* ПИСЬМЕННОЕ ЗАДАНИЕ
Верните дословно ту часть интервью, которая начинается со слов «Он несколько раз» и заканчивается словами «переедем к нему.».

-------- ФРАГМЕНТ ТЕКСТА

Он несколько раз писал о том, чтобы хлопотали о возможности для него вернуться на родину. Я лично, учась уже в Литинституте, ходил в МИД и все это им рассказывал, рассказывал, рассказывал. Они сказали: "Напишите обо всем этом". Я написал, но ни ответа, ни привета не получил. Мы в семье очень боялись, что высылка отца отразится на судьбе дяди, его брата. Он был арестован в 1937 году и находился в лагере в бухте Нагаева, в Магадане. Мы переписывались с ним, так что мое первое в жизни письмо было написано в тюрьму. Дядя так в тюрьме и погиб, и другой дядя в тюрьме погиб. А отцу вернуться на родину так и не дали, он в Иране умер. Вот судьба. Мы хотели тогда, в 1939 году, ехать всей семьей, но отец испугался нас сразу брать: не знал, как там его встретят. Мы долго надеялись, что он напишет нам, что все хорошо, и мы переедем к нему.
— Кавказ всегда был эталоном гостеприимства. Как получилось, что теперь он превратился чуть ли не в источник новой мировой войны?
— Думаю, что гостеприимство осталось и никто специально не настраивает людей одной нации как-то сторониться другой. И все-таки тому дурному, что привносит в мир политика, удается на нас влиять — в известной мере потому, что у многих наций нет уверенности, что, если они не будут заботиться о себе, они продержатся так же, как до сегодняшнего дня держались.

----------------
-------- ДАННЫЕ

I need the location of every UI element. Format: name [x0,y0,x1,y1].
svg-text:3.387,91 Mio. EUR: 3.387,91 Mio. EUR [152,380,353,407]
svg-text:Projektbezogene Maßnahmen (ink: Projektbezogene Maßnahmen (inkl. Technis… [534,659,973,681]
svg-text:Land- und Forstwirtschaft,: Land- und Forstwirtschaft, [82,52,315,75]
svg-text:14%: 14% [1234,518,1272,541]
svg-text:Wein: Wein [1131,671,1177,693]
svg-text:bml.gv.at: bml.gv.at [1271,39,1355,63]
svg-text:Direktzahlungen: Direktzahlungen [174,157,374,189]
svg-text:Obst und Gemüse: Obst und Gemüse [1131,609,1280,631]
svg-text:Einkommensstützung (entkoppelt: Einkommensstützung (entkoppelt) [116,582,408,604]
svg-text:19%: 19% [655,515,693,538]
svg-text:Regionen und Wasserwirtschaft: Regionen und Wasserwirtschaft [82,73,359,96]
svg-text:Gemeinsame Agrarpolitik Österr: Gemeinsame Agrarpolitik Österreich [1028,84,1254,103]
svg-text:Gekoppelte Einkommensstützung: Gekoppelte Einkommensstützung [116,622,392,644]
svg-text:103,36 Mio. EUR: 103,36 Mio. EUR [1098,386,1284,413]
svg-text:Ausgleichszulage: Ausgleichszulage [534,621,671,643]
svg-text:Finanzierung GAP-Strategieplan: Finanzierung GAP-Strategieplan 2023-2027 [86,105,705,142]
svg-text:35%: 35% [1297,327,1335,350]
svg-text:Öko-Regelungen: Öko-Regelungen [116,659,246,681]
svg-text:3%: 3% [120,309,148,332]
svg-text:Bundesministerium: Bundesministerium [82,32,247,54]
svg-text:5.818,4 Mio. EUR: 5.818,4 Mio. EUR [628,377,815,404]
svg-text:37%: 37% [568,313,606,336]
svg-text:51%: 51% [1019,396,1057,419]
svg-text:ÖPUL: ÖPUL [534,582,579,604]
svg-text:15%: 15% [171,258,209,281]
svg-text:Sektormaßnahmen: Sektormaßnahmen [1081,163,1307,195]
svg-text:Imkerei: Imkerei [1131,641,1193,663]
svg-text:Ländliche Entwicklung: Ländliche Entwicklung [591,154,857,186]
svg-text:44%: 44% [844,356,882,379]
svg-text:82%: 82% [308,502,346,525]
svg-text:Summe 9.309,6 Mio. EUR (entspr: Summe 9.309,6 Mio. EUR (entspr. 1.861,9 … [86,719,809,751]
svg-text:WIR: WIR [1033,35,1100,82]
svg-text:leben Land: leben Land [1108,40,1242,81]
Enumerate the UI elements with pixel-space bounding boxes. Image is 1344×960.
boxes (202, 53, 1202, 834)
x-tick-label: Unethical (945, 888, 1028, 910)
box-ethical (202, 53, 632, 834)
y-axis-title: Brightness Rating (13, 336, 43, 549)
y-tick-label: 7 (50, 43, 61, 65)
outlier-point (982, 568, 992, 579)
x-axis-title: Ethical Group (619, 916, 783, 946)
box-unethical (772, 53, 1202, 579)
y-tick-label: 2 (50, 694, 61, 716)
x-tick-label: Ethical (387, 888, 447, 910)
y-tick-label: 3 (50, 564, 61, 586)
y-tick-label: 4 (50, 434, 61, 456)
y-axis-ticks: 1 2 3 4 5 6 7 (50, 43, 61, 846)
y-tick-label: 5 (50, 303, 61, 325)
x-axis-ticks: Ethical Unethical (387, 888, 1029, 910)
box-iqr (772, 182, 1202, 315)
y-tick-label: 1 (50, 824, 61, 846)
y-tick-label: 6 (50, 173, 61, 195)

----------------

* ОТВЕТ НА ЗАДАНИЕ
Он несколько раз писал о том, чтобы хлопотали о возможности для него вернуться на родину. Я лично, учась уже в Литинституте, ходил в МИД и все это им рассказывал, рассказывал, рассказывал. Они сказали: "Напишите обо всем этом". Я написал, но ни ответа, ни привета не получил. Мы в семье очень боялись, что высылка отца отразится на судьбе дяди, его брата. Он был арестован в 1937 году и находился в лагере в бухте Нагаева, в Магадане. Мы переписывались с ним, так что мое первое в жизни письмо было написано в тюрьму. Дядя так в тюрьме и погиб, и другой дядя в тюрьме погиб. А отцу вернуться на родину так и не дали, он в Иране умер. Вот судьба. Мы хотели тогда, в 1939 году, ехать всей семьей, но отец испугался нас сразу брать: не знал, как там его встретят. Мы долго надеялись, что он напишет нам, что все хорошо, и мы переедем к нему.